Conformational flexibility in the zinc solute-binding protein ZnuA.
Elsie Laban YekwaFred Allen SerranoErik Thomas YuklPublished in: Acta crystallographica. Section F, Structural biology communications (2022)
Zinc is an essential metal for all kingdoms of life, making its transport across the cell membrane a critical function. In bacteria, high-affinity zinc import is accomplished by ATP-binding cassette (ABC) transporters, which rely on extracellular solute-binding proteins (SBPs) of cluster A-I to acquire the metal and deliver it to the membrane permease. These systems are important for survival and virulence, making them attractive targets for the development of novel antibiotics. Citrobacter koseri is an emerging pathogen with extensive antibiotic resistance. High-affinity zinc binding to the C. koseri cluster A-I SBP ZnuA has been characterized and the structure of the zinc-bound (holo) form has been determined by X-ray crystallography. Remarkably, despite 95% sequence identity to the ZnuA homologue from Salmonella enterica, C. koseri ZnuA exhibits a different zinc-coordination environment and a closed rather than an open conformation. Comparison with structures of another close ZnuA homologue from Escherichia coli suggests a surprisingly flexible conformational landscape that may be important for efficient zinc binding and/or delivery to the membrane permease.

> **What is required**:
In the ZnuA abstract, edit the stretch from "Conformational flexibility in" through "biology communications (2022)" so that "solute-binding protein" becomes "substrate-binding protein". You won't need the data here.

> **Provided information**:
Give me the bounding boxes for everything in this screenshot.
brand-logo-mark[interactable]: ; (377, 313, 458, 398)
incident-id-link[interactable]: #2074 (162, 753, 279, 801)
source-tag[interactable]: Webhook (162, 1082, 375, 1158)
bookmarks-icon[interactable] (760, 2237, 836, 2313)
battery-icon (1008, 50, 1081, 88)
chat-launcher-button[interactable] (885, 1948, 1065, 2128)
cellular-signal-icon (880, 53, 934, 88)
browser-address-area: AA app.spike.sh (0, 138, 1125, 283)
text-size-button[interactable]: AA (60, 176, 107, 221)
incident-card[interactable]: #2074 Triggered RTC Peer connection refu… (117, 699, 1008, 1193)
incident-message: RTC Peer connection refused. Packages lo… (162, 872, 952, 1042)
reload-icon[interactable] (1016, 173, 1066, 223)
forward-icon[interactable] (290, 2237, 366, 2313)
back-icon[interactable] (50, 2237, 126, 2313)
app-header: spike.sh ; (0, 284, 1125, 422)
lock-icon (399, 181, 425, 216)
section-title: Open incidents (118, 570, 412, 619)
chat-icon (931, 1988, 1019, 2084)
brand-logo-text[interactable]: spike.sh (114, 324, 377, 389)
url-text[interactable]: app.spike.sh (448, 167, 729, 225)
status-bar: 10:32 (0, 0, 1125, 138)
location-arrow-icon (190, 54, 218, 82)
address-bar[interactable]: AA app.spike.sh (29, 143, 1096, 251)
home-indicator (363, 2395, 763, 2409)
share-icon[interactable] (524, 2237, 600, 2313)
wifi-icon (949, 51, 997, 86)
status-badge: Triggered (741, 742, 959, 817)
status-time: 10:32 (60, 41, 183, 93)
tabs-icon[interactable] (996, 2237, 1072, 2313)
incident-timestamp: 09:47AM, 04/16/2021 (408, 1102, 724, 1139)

> **Solution for this exercise**:
Conformational flexibility in the zinc substrate-binding protein ZnuA.
Elsie Laban YekwaFred Allen SerranoErik Thomas YuklPublished in: Acta crystallographica. Section F, Structural biology communications (2022)